=== STATED EXERCISE ===
Omit every picture and output the rest of the records exactly as they are.

=== ENTRIES SHOWN ===
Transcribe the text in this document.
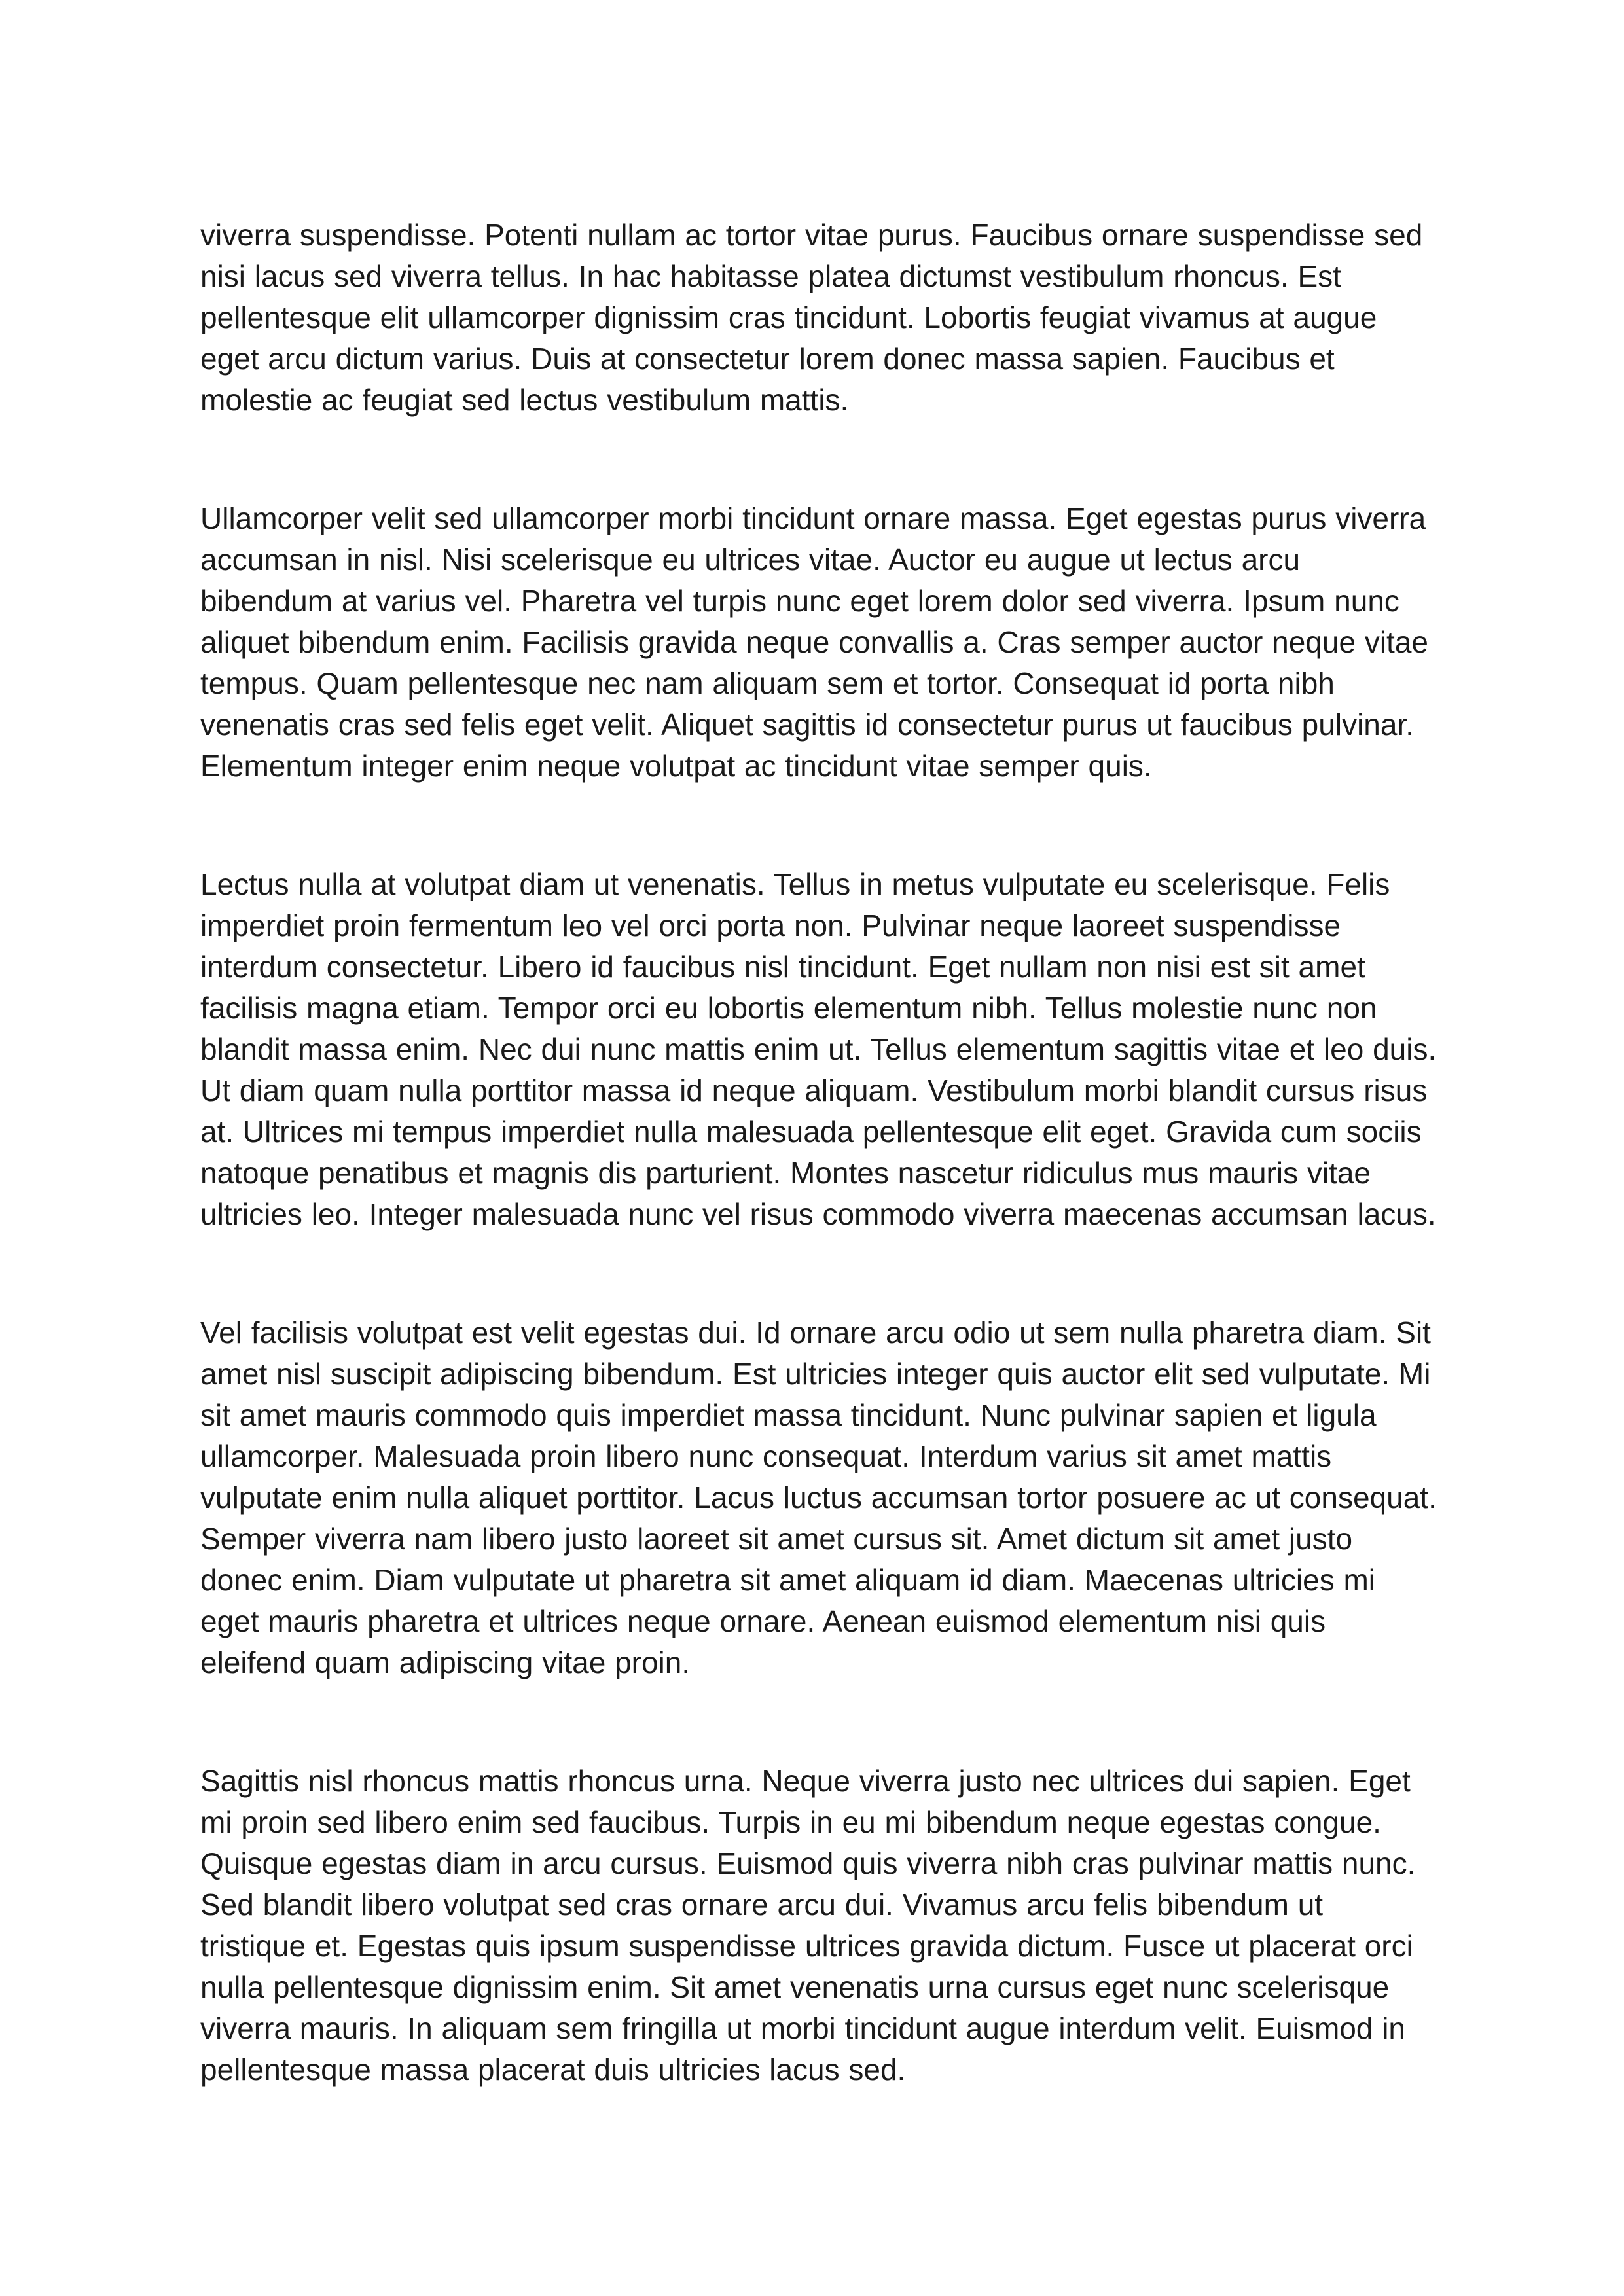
viverra suspendisse. Potenti nullam ac tortor vitae purus. Faucibus ornare suspendisse sed nisi lacus sed viverra tellus. In hac habitasse platea dictumst vestibulum rhoncus. Est pellentesque elit ullamcorper dignissim cras tincidunt. Lobortis feugiat vivamus at augue eget arcu dictum varius. Duis at consectetur lorem donec massa sapien. Faucibus et molestie ac feugiat sed lectus vestibulum mattis.

Ullamcorper velit sed ullamcorper morbi tincidunt ornare massa. Eget egestas purus viverra accumsan in nisl. Nisi scelerisque eu ultrices vitae. Auctor eu augue ut lectus arcu bibendum at varius vel. Pharetra vel turpis nunc eget lorem dolor sed viverra. Ipsum nunc aliquet bibendum enim. Facilisis gravida neque convallis a. Cras semper auctor neque vitae tempus. Quam pellentesque nec nam aliquam sem et tortor. Consequat id porta nibh venenatis cras sed felis eget velit. Aliquet sagittis id consectetur purus ut faucibus pulvinar. Elementum integer enim neque volutpat ac tincidunt vitae semper quis.

Lectus nulla at volutpat diam ut venenatis. Tellus in metus vulputate eu scelerisque. Felis imperdiet proin fermentum leo vel orci porta non. Pulvinar neque laoreet suspendisse interdum consectetur. Libero id faucibus nisl tincidunt. Eget nullam non nisi est sit amet facilisis magna etiam. Tempor orci eu lobortis elementum nibh. Tellus molestie nunc non blandit massa enim. Nec dui nunc mattis enim ut. Tellus elementum sagittis vitae et leo duis. Ut diam quam nulla porttitor massa id neque aliquam. Vestibulum morbi blandit cursus risus at. Ultrices mi tempus imperdiet nulla malesuada pellentesque elit eget. Gravida cum sociis natoque penatibus et magnis dis parturient. Montes nascetur ridiculus mus mauris vitae ultricies leo. Integer malesuada nunc vel risus commodo viverra maecenas accumsan lacus.

Vel facilisis volutpat est velit egestas dui. Id ornare arcu odio ut sem nulla pharetra diam. Sit amet nisl suscipit adipiscing bibendum. Est ultricies integer quis auctor elit sed vulputate. Mi sit amet mauris commodo quis imperdiet massa tincidunt. Nunc pulvinar sapien et ligula ullamcorper. Malesuada proin libero nunc consequat. Interdum varius sit amet mattis vulputate enim nulla aliquet porttitor. Lacus luctus accumsan tortor posuere ac ut consequat. Semper viverra nam libero justo laoreet sit amet cursus sit. Amet dictum sit amet justo donec enim. Diam vulputate ut pharetra sit amet aliquam id diam. Maecenas ultricies mi eget mauris pharetra et ultrices neque ornare. Aenean euismod elementum nisi quis eleifend quam adipiscing vitae proin.

Sagittis nisl rhoncus mattis rhoncus urna. Neque viverra justo nec ultrices dui sapien. Eget mi proin sed libero enim sed faucibus. Turpis in eu mi bibendum neque egestas congue. Quisque egestas diam in arcu cursus. Euismod quis viverra nibh cras pulvinar mattis nunc. Sed blandit libero volutpat sed cras ornare arcu dui. Vivamus arcu felis bibendum ut tristique et. Egestas quis ipsum suspendisse ultrices gravida dictum. Fusce ut placerat orci nulla pellentesque dignissim enim. Sit amet venenatis urna cursus eget nunc scelerisque viverra mauris. In aliquam sem fringilla ut morbi tincidunt augue interdum velit. Euismod in pellentesque massa placerat duis ultricies lacus sed.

=== OUTPUT OF THE TASK ===
Transcribe the text in this document.
viverra suspendisse. Potenti nullam ac tortor vitae purus. Faucibus ornare suspendisse sed nisi lacus sed viverra tellus. In hac habitasse platea dictumst vestibulum rhoncus. Est pellentesque elit ullamcorper dignissim cras tincidunt. Lobortis feugiat vivamus at augue eget arcu dictum varius. Duis at consectetur lorem donec massa sapien. Faucibus et molestie ac feugiat sed lectus vestibulum mattis.

Ullamcorper velit sed ullamcorper morbi tincidunt ornare massa. Eget egestas purus viverra accumsan in nisl. Nisi scelerisque eu ultrices vitae. Auctor eu augue ut lectus arcu bibendum at varius vel. Pharetra vel turpis nunc eget lorem dolor sed viverra. Ipsum nunc aliquet bibendum enim. Facilisis gravida neque convallis a. Cras semper auctor neque vitae tempus. Quam pellentesque nec nam aliquam sem et tortor. Consequat id porta nibh venenatis cras sed felis eget velit. Aliquet sagittis id consectetur purus ut faucibus pulvinar. Elementum integer enim neque volutpat ac tincidunt vitae semper quis.

Lectus nulla at volutpat diam ut venenatis. Tellus in metus vulputate eu scelerisque. Felis imperdiet proin fermentum leo vel orci porta non. Pulvinar neque laoreet suspendisse interdum consectetur. Libero id faucibus nisl tincidunt. Eget nullam non nisi est sit amet facilisis magna etiam. Tempor orci eu lobortis elementum nibh. Tellus molestie nunc non blandit massa enim. Nec dui nunc mattis enim ut. Tellus elementum sagittis vitae et leo duis. Ut diam quam nulla porttitor massa id neque aliquam. Vestibulum morbi blandit cursus risus at. Ultrices mi tempus imperdiet nulla malesuada pellentesque elit eget. Gravida cum sociis natoque penatibus et magnis dis parturient. Montes nascetur ridiculus mus mauris vitae ultricies leo. Integer malesuada nunc vel risus commodo viverra maecenas accumsan lacus.

Vel facilisis volutpat est velit egestas dui. Id ornare arcu odio ut sem nulla pharetra diam. Sit amet nisl suscipit adipiscing bibendum. Est ultricies integer quis auctor elit sed vulputate. Mi sit amet mauris commodo quis imperdiet massa tincidunt. Nunc pulvinar sapien et ligula ullamcorper. Malesuada proin libero nunc consequat. Interdum varius sit amet mattis vulputate enim nulla aliquet porttitor. Lacus luctus accumsan tortor posuere ac ut consequat. Semper viverra nam libero justo laoreet sit amet cursus sit. Amet dictum sit amet justo donec enim. Diam vulputate ut pharetra sit amet aliquam id diam. Maecenas ultricies mi eget mauris pharetra et ultrices neque ornare. Aenean euismod elementum nisi quis eleifend quam adipiscing vitae proin.

Sagittis nisl rhoncus mattis rhoncus urna. Neque viverra justo nec ultrices dui sapien. Eget mi proin sed libero enim sed faucibus. Turpis in eu mi bibendum neque egestas congue. Quisque egestas diam in arcu cursus. Euismod quis viverra nibh cras pulvinar mattis nunc. Sed blandit libero volutpat sed cras ornare arcu dui. Vivamus arcu felis bibendum ut tristique et. Egestas quis ipsum suspendisse ultrices gravida dictum. Fusce ut placerat orci nulla pellentesque dignissim enim. Sit amet venenatis urna cursus eget nunc scelerisque viverra mauris. In aliquam sem fringilla ut morbi tincidunt augue interdum velit. Euismod in pellentesque massa placerat duis ultricies lacus sed.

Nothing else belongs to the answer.